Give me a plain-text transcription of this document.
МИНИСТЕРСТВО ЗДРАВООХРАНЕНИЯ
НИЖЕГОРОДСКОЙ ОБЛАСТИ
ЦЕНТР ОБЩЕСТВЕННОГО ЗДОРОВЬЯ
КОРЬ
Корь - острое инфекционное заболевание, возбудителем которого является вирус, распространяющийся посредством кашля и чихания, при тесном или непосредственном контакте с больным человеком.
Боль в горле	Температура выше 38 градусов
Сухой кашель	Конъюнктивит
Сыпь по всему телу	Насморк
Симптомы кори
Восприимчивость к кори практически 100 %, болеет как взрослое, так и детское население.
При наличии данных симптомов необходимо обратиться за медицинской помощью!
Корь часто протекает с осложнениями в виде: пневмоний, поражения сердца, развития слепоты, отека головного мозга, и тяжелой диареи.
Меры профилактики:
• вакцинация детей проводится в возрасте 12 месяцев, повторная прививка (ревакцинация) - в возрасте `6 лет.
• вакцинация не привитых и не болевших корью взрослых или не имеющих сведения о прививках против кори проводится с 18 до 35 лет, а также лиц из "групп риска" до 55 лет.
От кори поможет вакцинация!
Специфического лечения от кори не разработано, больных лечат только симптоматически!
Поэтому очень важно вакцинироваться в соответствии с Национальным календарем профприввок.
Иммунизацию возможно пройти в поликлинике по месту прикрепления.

• **Job**: Could you transcribe the records in full, exactly?

• **Written reply**:
Give me a plain-text transcription of this document.
МИНИСТЕРСТВО ЗДРАВООХРАНЕНИЯ
НИЖЕГОРОДСКОЙ ОБЛАСТИ
ЦЕНТР ОБЩЕСТВЕННОГО ЗДОРОВЬЯ
КОРЬ
Корь - острое инфекционное заболевание, возбудителем которого является вирус, распространяющийся посредством кашля и чихания, при тесном или непосредственном контакте с больным человеком.
Боль в горле	Температура выше 38 градусов
Сухой кашель	Конъюнктивит
Сыпь по всему телу	Насморк
Симптомы кори
Восприимчивость к кори практически 100 %, болеет как взрослое, так и детское население.
При наличии данных симптомов необходимо обратиться за медицинской помощью!
Корь часто протекает с осложнениями в виде: пневмоний, поражения сердца, развития слепоты, отека головного мозга, и тяжелой диареи.
Меры профилактики:
• вакцинация детей проводится в возрасте 12 месяцев, повторная прививка (ревакцинация) - в возрасте `6 лет.
• вакцинация не привитых и не болевших корью взрослых или не имеющих сведения о прививках против кори проводится с 18 до 35 лет, а также лиц из "групп риска" до 55 лет.
От кори поможет вакцинация!
Специфического лечения от кори не разработано, больных лечат только симптоматически!
Поэтому очень важно вакцинироваться в соответствии с Национальным календарем профприввок.
Иммунизацию возможно пройти в поликлинике по месту прикрепления.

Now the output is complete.